**REQUIREMENT**
Every line of the material is to be quoted verbatim, minus the pictures.

**SUPPLIED MATERIAL**
* START *

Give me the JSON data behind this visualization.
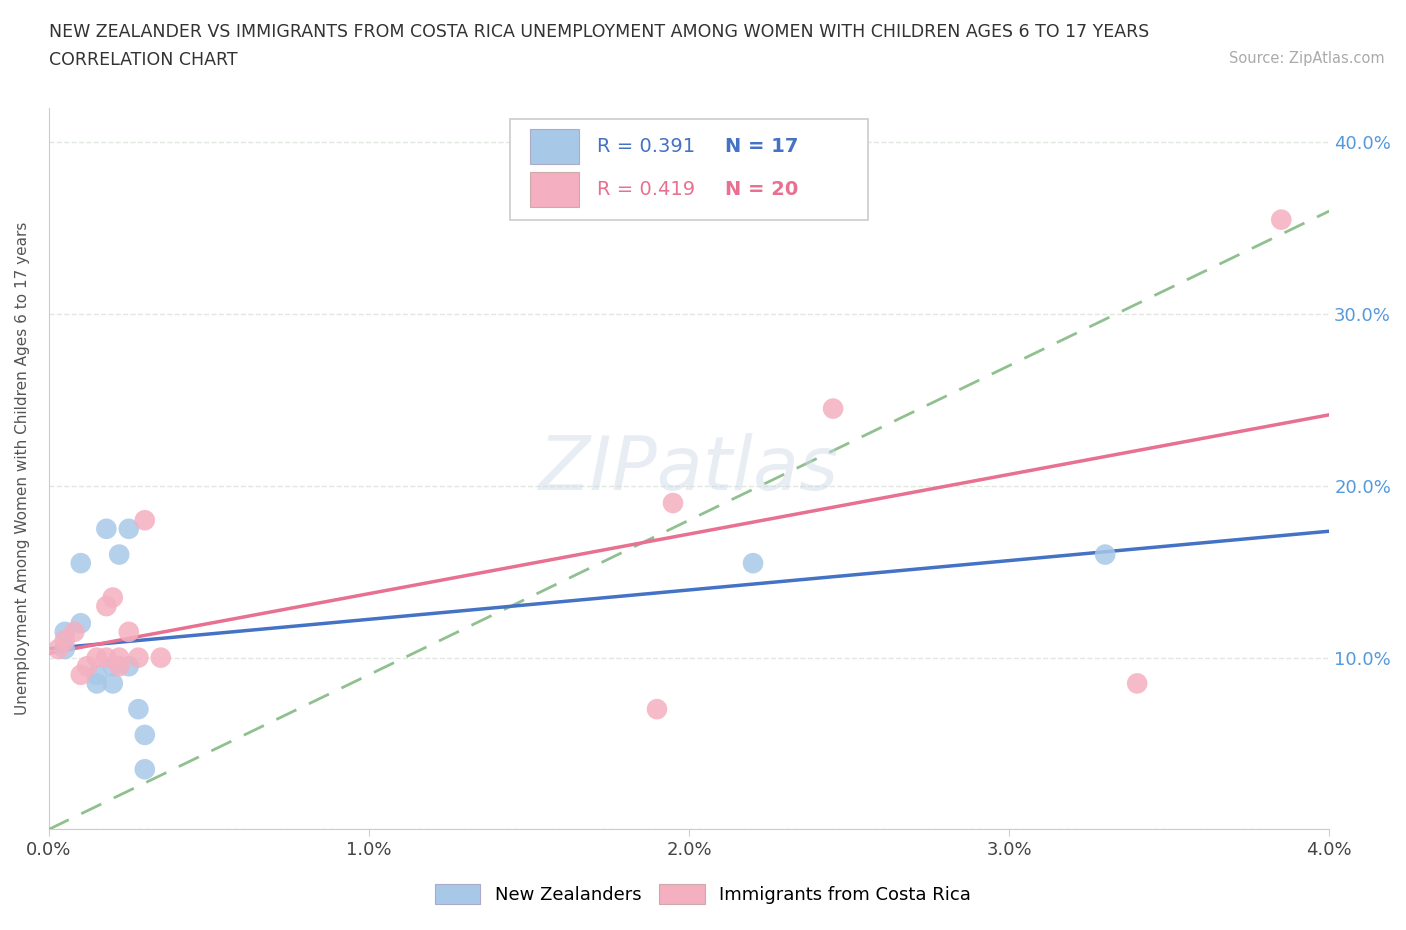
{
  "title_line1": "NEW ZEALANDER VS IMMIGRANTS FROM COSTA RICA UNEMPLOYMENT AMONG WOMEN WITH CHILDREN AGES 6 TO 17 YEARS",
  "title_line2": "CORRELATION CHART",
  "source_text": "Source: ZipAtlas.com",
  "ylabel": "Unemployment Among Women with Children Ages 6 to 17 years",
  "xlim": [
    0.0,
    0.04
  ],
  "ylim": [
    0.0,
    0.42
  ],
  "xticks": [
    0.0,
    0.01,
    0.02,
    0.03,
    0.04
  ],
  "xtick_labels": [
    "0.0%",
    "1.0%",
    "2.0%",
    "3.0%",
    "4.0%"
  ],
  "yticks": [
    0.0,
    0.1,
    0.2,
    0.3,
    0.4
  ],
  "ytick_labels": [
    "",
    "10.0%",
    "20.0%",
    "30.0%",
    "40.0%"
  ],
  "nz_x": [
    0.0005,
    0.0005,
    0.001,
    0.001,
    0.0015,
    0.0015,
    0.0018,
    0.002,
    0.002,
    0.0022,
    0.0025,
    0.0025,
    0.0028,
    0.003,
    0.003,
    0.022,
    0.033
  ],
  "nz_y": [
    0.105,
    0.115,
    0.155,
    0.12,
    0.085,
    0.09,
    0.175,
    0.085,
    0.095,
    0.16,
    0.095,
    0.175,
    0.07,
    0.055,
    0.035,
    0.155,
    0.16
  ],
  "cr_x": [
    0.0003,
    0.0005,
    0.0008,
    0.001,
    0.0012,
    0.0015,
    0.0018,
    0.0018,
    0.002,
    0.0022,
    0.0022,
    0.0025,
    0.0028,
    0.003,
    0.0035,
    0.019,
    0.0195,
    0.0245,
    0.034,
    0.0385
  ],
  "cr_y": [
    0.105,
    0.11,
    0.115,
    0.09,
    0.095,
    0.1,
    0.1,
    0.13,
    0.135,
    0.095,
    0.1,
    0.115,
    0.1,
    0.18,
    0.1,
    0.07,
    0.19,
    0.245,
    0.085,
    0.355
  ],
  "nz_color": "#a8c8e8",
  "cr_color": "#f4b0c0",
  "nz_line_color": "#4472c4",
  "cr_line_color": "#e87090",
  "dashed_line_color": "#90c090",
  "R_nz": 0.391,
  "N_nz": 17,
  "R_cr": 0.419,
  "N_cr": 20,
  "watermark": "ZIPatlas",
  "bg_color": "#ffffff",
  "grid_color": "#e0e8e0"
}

* END *

**EXPECTED ANSWER**
Give me the JSON data behind this visualization.
{
  "title_line1": "NEW ZEALANDER VS IMMIGRANTS FROM COSTA RICA UNEMPLOYMENT AMONG WOMEN WITH CHILDREN AGES 6 TO 17 YEARS",
  "title_line2": "CORRELATION CHART",
  "source_text": "Source: ZipAtlas.com",
  "ylabel": "Unemployment Among Women with Children Ages 6 to 17 years",
  "xlim": [
    0.0,
    0.04
  ],
  "ylim": [
    0.0,
    0.42
  ],
  "xticks": [
    0.0,
    0.01,
    0.02,
    0.03,
    0.04
  ],
  "xtick_labels": [
    "0.0%",
    "1.0%",
    "2.0%",
    "3.0%",
    "4.0%"
  ],
  "yticks": [
    0.0,
    0.1,
    0.2,
    0.3,
    0.4
  ],
  "ytick_labels": [
    "",
    "10.0%",
    "20.0%",
    "30.0%",
    "40.0%"
  ],
  "nz_x": [
    0.0005,
    0.0005,
    0.001,
    0.001,
    0.0015,
    0.0015,
    0.0018,
    0.002,
    0.002,
    0.0022,
    0.0025,
    0.0025,
    0.0028,
    0.003,
    0.003,
    0.022,
    0.033
  ],
  "nz_y": [
    0.105,
    0.115,
    0.155,
    0.12,
    0.085,
    0.09,
    0.175,
    0.085,
    0.095,
    0.16,
    0.095,
    0.175,
    0.07,
    0.055,
    0.035,
    0.155,
    0.16
  ],
  "cr_x": [
    0.0003,
    0.0005,
    0.0008,
    0.001,
    0.0012,
    0.0015,
    0.0018,
    0.0018,
    0.002,
    0.0022,
    0.0022,
    0.0025,
    0.0028,
    0.003,
    0.0035,
    0.019,
    0.0195,
    0.0245,
    0.034,
    0.0385
  ],
  "cr_y": [
    0.105,
    0.11,
    0.115,
    0.09,
    0.095,
    0.1,
    0.1,
    0.13,
    0.135,
    0.095,
    0.1,
    0.115,
    0.1,
    0.18,
    0.1,
    0.07,
    0.19,
    0.245,
    0.085,
    0.355
  ],
  "nz_color": "#a8c8e8",
  "cr_color": "#f4b0c0",
  "nz_line_color": "#4472c4",
  "cr_line_color": "#e87090",
  "dashed_line_color": "#90c090",
  "R_nz": 0.391,
  "N_nz": 17,
  "R_cr": 0.419,
  "N_cr": 20,
  "watermark": "ZIPatlas",
  "bg_color": "#ffffff",
  "grid_color": "#e0e8e0"
}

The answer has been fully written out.